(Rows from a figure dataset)
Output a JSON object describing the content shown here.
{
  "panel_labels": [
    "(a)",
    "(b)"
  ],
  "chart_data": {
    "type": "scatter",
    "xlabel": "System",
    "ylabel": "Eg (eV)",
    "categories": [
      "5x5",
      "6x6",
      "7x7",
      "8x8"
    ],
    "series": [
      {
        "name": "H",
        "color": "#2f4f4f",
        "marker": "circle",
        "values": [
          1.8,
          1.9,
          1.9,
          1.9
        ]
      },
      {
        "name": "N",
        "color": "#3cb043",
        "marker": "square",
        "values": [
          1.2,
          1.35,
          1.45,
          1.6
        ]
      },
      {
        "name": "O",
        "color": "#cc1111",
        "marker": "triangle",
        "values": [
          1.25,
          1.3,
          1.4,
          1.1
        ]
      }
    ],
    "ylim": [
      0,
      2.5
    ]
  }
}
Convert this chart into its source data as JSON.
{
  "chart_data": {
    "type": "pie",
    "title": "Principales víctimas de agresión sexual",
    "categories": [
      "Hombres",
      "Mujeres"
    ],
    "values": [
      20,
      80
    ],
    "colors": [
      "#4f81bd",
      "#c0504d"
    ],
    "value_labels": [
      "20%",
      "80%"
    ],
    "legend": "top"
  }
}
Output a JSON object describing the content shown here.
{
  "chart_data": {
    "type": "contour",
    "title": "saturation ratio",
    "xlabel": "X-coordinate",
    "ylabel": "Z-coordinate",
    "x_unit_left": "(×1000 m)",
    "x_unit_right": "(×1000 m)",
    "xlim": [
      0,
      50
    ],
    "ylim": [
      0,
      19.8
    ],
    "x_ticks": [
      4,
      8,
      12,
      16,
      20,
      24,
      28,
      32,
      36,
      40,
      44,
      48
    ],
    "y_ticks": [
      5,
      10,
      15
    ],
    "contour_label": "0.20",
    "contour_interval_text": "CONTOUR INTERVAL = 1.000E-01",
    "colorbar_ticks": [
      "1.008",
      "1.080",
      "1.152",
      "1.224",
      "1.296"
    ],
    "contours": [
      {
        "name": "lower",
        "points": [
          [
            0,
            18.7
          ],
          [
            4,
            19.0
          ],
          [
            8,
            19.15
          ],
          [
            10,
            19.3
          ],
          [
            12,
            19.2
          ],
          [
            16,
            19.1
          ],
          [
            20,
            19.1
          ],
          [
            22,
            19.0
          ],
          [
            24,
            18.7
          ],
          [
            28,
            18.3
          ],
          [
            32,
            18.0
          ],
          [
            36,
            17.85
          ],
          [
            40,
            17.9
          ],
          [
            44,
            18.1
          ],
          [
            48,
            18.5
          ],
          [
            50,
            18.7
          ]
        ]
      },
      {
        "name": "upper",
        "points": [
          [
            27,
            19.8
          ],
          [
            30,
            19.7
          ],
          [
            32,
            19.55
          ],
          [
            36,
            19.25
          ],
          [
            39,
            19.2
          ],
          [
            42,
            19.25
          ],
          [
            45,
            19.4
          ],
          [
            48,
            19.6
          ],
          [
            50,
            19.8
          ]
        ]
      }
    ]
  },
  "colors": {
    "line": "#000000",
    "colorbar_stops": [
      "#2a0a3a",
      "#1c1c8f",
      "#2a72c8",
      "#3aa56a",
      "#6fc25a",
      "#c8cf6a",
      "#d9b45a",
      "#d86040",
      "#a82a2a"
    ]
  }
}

→ **GIVEN REQUEST**
Repeat the material above exactly.

→ **TASK SOLUTION**
Output a JSON object describing the content shown here.
{
  "panel_labels": [
    "(a)",
    "(b)"
  ],
  "chart_data": {
    "type": "scatter",
    "xlabel": "System",
    "ylabel": "Eg (eV)",
    "categories": [
      "5x5",
      "6x6",
      "7x7",
      "8x8"
    ],
    "series": [
      {
        "name": "H",
        "color": "#2f4f4f",
        "marker": "circle",
        "values": [
          1.8,
          1.9,
          1.9,
          1.9
        ]
      },
      {
        "name": "N",
        "color": "#3cb043",
        "marker": "square",
        "values": [
          1.2,
          1.35,
          1.45,
          1.6
        ]
      },
      {
        "name": "O",
        "color": "#cc1111",
        "marker": "triangle",
        "values": [
          1.25,
          1.3,
          1.4,
          1.1
        ]
      }
    ],
    "ylim": [
      0,
      2.5
    ]
  }
}
Convert this chart into its source data as JSON.
{
  "chart_data": {
    "type": "pie",
    "title": "Principales víctimas de agresión sexual",
    "categories": [
      "Hombres",
      "Mujeres"
    ],
    "values": [
      20,
      80
    ],
    "colors": [
      "#4f81bd",
      "#c0504d"
    ],
    "value_labels": [
      "20%",
      "80%"
    ],
    "legend": "top"
  }
}
Output a JSON object describing the content shown here.
{
  "chart_data": {
    "type": "contour",
    "title": "saturation ratio",
    "xlabel": "X-coordinate",
    "ylabel": "Z-coordinate",
    "x_unit_left": "(×1000 m)",
    "x_unit_right": "(×1000 m)",
    "xlim": [
      0,
      50
    ],
    "ylim": [
      0,
      19.8
    ],
    "x_ticks": [
      4,
      8,
      12,
      16,
      20,
      24,
      28,
      32,
      36,
      40,
      44,
      48
    ],
    "y_ticks": [
      5,
      10,
      15
    ],
    "contour_label": "0.20",
    "contour_interval_text": "CONTOUR INTERVAL = 1.000E-01",
    "colorbar_ticks": [
      "1.008",
      "1.080",
      "1.152",
      "1.224",
      "1.296"
    ],
    "contours": [
      {
        "name": "lower",
        "points": [
          [
            0,
            18.7
          ],
          [
            4,
            19.0
          ],
          [
            8,
            19.15
          ],
          [
            10,
            19.3
          ],
          [
            12,
            19.2
          ],
          [
            16,
            19.1
          ],
          [
            20,
            19.1
          ],
          [
            22,
            19.0
          ],
          [
            24,
            18.7
          ],
          [
            28,
            18.3
          ],
          [
            32,
            18.0
          ],
          [
            36,
            17.85
          ],
          [
            40,
            17.9
          ],
          [
            44,
            18.1
          ],
          [
            48,
            18.5
          ],
          [
            50,
            18.7
          ]
        ]
      },
      {
        "name": "upper",
        "points": [
          [
            27,
            19.8
          ],
          [
            30,
            19.7
          ],
          [
            32,
            19.55
          ],
          [
            36,
            19.25
          ],
          [
            39,
            19.2
          ],
          [
            42,
            19.25
          ],
          [
            45,
            19.4
          ],
          [
            48,
            19.6
          ],
          [
            50,
            19.8
          ]
        ]
      }
    ]
  },
  "colors": {
    "line": "#000000",
    "colorbar_stops": [
      "#2a0a3a",
      "#1c1c8f",
      "#2a72c8",
      "#3aa56a",
      "#6fc25a",
      "#c8cf6a",
      "#d9b45a",
      "#d86040",
      "#a82a2a"
    ]
  }
}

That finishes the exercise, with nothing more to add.